**Task instructions:**
Quote the listing word for word from its first line up to and including the line that contains "y-axis-title: pence per".

**Supplied material:**
## BEGIN

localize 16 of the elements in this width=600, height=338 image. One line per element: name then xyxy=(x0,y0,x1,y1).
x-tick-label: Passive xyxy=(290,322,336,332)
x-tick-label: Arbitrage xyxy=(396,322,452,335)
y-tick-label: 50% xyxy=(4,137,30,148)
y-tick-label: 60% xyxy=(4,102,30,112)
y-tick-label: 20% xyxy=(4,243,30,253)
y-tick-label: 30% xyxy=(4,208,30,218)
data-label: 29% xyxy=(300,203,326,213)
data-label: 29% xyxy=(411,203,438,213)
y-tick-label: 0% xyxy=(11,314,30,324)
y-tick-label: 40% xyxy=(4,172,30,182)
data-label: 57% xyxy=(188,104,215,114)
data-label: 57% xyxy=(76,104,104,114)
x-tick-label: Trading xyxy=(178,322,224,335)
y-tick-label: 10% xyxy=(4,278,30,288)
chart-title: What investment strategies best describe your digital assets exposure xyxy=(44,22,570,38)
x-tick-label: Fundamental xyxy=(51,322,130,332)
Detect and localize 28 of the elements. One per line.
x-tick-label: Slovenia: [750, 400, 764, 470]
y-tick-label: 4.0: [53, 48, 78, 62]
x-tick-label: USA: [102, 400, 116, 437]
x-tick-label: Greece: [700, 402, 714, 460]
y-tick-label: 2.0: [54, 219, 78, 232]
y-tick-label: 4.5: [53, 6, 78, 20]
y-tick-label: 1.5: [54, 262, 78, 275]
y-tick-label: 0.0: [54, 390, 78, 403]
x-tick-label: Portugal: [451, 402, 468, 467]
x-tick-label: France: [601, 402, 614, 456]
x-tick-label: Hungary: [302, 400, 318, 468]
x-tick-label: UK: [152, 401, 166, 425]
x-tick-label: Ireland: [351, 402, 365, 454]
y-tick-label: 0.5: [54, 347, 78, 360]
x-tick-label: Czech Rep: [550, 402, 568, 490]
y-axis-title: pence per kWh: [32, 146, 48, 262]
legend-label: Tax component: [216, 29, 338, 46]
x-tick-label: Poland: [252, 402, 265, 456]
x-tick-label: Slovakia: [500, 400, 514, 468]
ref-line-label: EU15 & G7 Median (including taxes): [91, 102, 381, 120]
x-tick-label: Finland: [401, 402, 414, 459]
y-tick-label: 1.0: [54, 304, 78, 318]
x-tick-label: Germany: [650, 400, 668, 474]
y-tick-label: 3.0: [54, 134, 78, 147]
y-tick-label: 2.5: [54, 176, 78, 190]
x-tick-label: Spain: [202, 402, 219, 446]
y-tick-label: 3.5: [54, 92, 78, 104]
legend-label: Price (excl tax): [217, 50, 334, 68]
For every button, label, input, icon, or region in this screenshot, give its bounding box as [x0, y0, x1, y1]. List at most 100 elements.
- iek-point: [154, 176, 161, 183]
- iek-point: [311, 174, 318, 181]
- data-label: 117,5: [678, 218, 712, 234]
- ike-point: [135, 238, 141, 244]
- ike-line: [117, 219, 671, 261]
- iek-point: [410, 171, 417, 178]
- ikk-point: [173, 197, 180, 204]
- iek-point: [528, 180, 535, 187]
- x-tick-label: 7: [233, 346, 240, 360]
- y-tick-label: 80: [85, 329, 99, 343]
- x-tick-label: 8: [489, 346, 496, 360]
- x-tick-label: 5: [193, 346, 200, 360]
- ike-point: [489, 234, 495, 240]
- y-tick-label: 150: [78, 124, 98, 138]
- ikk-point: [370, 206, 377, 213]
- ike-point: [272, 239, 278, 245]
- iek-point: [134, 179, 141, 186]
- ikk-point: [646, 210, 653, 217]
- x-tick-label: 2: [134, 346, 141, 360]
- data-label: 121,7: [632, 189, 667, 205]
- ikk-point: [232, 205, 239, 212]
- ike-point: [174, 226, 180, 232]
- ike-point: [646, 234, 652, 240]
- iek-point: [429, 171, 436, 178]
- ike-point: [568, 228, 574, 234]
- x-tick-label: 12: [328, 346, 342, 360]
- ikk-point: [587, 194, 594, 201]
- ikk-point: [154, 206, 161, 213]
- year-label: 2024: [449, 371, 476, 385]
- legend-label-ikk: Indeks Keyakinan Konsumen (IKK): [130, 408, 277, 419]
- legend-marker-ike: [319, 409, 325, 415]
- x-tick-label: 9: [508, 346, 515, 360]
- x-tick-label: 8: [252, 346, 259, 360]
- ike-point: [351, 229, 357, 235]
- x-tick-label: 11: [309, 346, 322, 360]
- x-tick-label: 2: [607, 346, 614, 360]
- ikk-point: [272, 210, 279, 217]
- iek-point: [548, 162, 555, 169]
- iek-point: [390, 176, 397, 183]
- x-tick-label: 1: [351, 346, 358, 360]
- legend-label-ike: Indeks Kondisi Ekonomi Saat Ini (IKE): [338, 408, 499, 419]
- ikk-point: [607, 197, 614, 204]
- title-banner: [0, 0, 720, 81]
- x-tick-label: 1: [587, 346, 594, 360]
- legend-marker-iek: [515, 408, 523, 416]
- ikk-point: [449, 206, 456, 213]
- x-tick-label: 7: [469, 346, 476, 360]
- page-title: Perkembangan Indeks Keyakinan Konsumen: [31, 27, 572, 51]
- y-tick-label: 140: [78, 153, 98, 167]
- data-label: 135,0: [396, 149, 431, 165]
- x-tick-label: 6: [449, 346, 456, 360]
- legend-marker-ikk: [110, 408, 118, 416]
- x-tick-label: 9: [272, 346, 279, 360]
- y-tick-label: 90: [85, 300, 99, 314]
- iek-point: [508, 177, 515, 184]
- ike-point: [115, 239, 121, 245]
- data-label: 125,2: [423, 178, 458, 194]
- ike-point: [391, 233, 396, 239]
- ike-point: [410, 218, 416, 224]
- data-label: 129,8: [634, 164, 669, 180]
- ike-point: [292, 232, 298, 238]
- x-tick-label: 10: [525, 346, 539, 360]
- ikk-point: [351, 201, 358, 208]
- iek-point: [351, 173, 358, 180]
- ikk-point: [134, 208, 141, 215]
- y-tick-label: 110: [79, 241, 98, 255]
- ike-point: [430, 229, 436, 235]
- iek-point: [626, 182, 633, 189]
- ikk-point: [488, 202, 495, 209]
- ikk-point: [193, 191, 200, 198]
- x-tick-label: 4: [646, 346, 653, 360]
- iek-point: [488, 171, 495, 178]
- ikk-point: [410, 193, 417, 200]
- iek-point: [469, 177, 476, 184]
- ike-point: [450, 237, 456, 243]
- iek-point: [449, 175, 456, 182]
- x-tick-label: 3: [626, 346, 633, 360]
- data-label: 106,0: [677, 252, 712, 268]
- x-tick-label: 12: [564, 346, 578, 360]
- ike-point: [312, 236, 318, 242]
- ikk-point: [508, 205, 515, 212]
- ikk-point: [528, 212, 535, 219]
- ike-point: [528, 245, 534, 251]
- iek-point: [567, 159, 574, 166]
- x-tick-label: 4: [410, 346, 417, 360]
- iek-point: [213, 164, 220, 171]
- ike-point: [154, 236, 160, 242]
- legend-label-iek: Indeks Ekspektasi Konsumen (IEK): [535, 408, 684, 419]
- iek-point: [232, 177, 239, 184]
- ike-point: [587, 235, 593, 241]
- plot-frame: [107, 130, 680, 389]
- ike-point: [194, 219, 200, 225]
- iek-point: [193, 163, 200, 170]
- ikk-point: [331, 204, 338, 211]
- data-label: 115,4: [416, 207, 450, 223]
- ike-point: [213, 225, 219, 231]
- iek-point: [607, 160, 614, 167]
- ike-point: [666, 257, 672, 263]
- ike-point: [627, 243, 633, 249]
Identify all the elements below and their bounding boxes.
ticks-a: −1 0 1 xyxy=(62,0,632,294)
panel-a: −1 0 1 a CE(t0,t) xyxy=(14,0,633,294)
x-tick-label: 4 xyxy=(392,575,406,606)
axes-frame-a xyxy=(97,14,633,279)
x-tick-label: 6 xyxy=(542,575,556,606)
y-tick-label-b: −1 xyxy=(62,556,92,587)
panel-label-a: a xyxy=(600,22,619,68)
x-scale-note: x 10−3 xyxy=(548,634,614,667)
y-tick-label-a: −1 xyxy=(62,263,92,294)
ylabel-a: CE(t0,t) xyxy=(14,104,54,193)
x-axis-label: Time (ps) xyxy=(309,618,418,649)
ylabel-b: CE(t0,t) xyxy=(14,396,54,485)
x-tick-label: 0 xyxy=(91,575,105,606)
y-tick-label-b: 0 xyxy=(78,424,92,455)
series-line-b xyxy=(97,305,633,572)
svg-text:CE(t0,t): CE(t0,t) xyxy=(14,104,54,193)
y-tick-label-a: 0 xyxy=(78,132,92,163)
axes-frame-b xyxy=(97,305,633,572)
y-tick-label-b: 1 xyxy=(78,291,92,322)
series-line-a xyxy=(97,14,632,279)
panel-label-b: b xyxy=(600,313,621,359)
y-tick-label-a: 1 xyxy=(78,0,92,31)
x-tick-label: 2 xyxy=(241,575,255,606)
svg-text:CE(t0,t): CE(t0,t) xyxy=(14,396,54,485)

## END

**Expected output:**
localize 16 of the elements in this width=600, height=338 image. One line per element: name then xyxy=(x0,y0,x1,y1).
x-tick-label: Passive xyxy=(290,322,336,332)
x-tick-label: Arbitrage xyxy=(396,322,452,335)
y-tick-label: 50% xyxy=(4,137,30,148)
y-tick-label: 60% xyxy=(4,102,30,112)
y-tick-label: 20% xyxy=(4,243,30,253)
y-tick-label: 30% xyxy=(4,208,30,218)
data-label: 29% xyxy=(300,203,326,213)
data-label: 29% xyxy=(411,203,438,213)
y-tick-label: 0% xyxy=(11,314,30,324)
y-tick-label: 40% xyxy=(4,172,30,182)
data-label: 57% xyxy=(188,104,215,114)
data-label: 57% xyxy=(76,104,104,114)
x-tick-label: Trading xyxy=(178,322,224,335)
y-tick-label: 10% xyxy=(4,278,30,288)
chart-title: What investment strategies best describe your digital assets exposure xyxy=(44,22,570,38)
x-tick-label: Fundamental xyxy=(51,322,130,332)
Detect and localize 28 of the elements. One per line.
x-tick-label: Slovenia: [750, 400, 764, 470]
y-tick-label: 4.0: [53, 48, 78, 62]
x-tick-label: USA: [102, 400, 116, 437]
x-tick-label: Greece: [700, 402, 714, 460]
y-tick-label: 2.0: [54, 219, 78, 232]
y-tick-label: 4.5: [53, 6, 78, 20]
y-tick-label: 1.5: [54, 262, 78, 275]
y-tick-label: 0.0: [54, 390, 78, 403]
x-tick-label: Portugal: [451, 402, 468, 467]
x-tick-label: France: [601, 402, 614, 456]
x-tick-label: Hungary: [302, 400, 318, 468]
x-tick-label: UK: [152, 401, 166, 425]
x-tick-label: Ireland: [351, 402, 365, 454]
y-tick-label: 0.5: [54, 347, 78, 360]
x-tick-label: Czech Rep: [550, 402, 568, 490]
y-axis-title: pence per kWh: [32, 146, 48, 262]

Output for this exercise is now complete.